--- begin Provided material ---

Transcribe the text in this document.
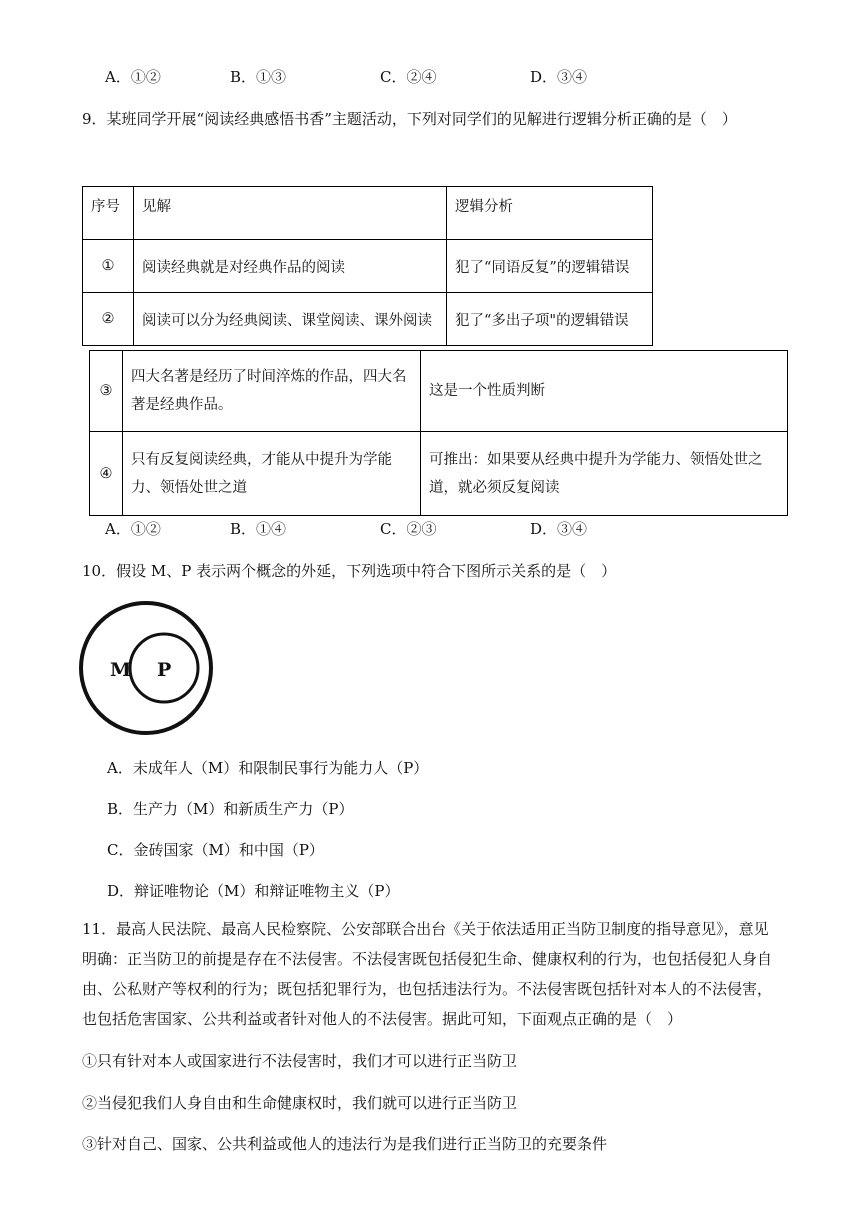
A．①②	B．①③	C．②④	D．③④
9．某班同学开展“阅读经典感悟书香”主题活动，下列对同学们的见解进行逻辑分析正确的是（　）
序号	见解	逻辑分析
①	阅读经典就是对经典作品的阅读	犯了“同语反复”的逻辑错误
②	阅读可以分为经典阅读、课堂阅读、课外阅读	犯了“多出子项"的逻辑错误
③	四大名著是经历了时间淬炼的作品，四大名著是经典作品。	这是一个性质判断
④	只有反复阅读经典，才能从中提升为学能力、领悟处世之道	可推出：如果要从经典中提升为学能力、领悟处世之道，就必须反复阅读
A．①②	B．①④	C．②③	D．③④
10．假设 M、P 表示两个概念的外延，下列选项中符合下图所示关系的是（　）
M P
A．未成年人（M）和限制民事行为能力人（P）
B．生产力（M）和新质生产力（P）
C．金砖国家（M）和中国（P）
D．辩证唯物论（M）和辩证唯物主义（P）
11．最高人民法院、最高人民检察院、公安部联合出台《关于依法适用正当防卫制度的指导意见》，意见
明确：正当防卫的前提是存在不法侵害。不法侵害既包括侵犯生命、健康权利的行为，也包括侵犯人身自
由、公私财产等权利的行为；既包括犯罪行为，也包括违法行为。不法侵害既包括针对本人的不法侵害，
也包括危害国家、公共利益或者针对他人的不法侵害。据此可知，下面观点正确的是（　）
①只有针对本人或国家进行不法侵害时，我们才可以进行正当防卫
②当侵犯我们人身自由和生命健康权时，我们就可以进行正当防卫
③针对自己、国家、公共利益或他人的违法行为是我们进行正当防卫的充要条件
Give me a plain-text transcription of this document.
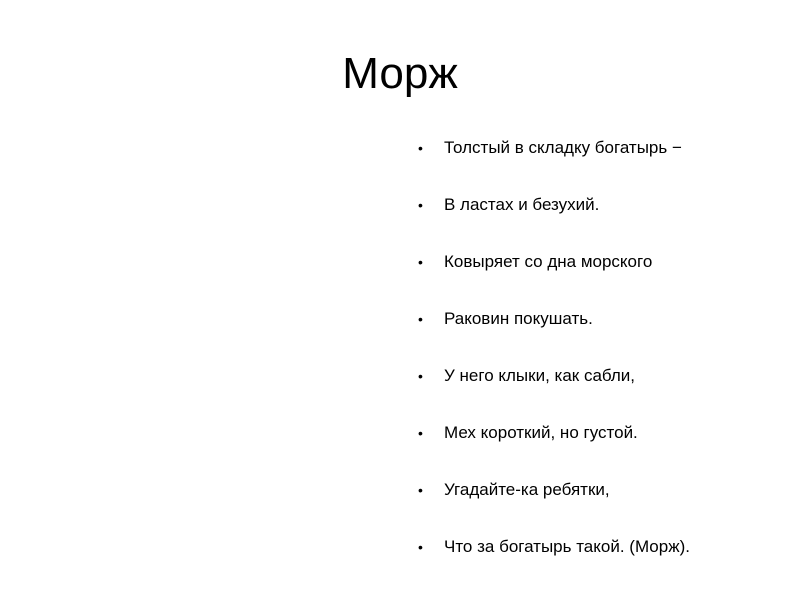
Морж
• Толстый в складку богатырь −
• В ластах и безухий.
• Ковыряет со дна морского
• Раковин покушать.
• У него клыки, как сабли,
• Мех короткий, но густой.
• Угадайте-ка ребятки,
• Что за богатырь такой. (Морж).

--- end Provided material ---

Work to complete
State how many lines in the records above contain the word "的逻辑错误", giving only the number.

Expected output
2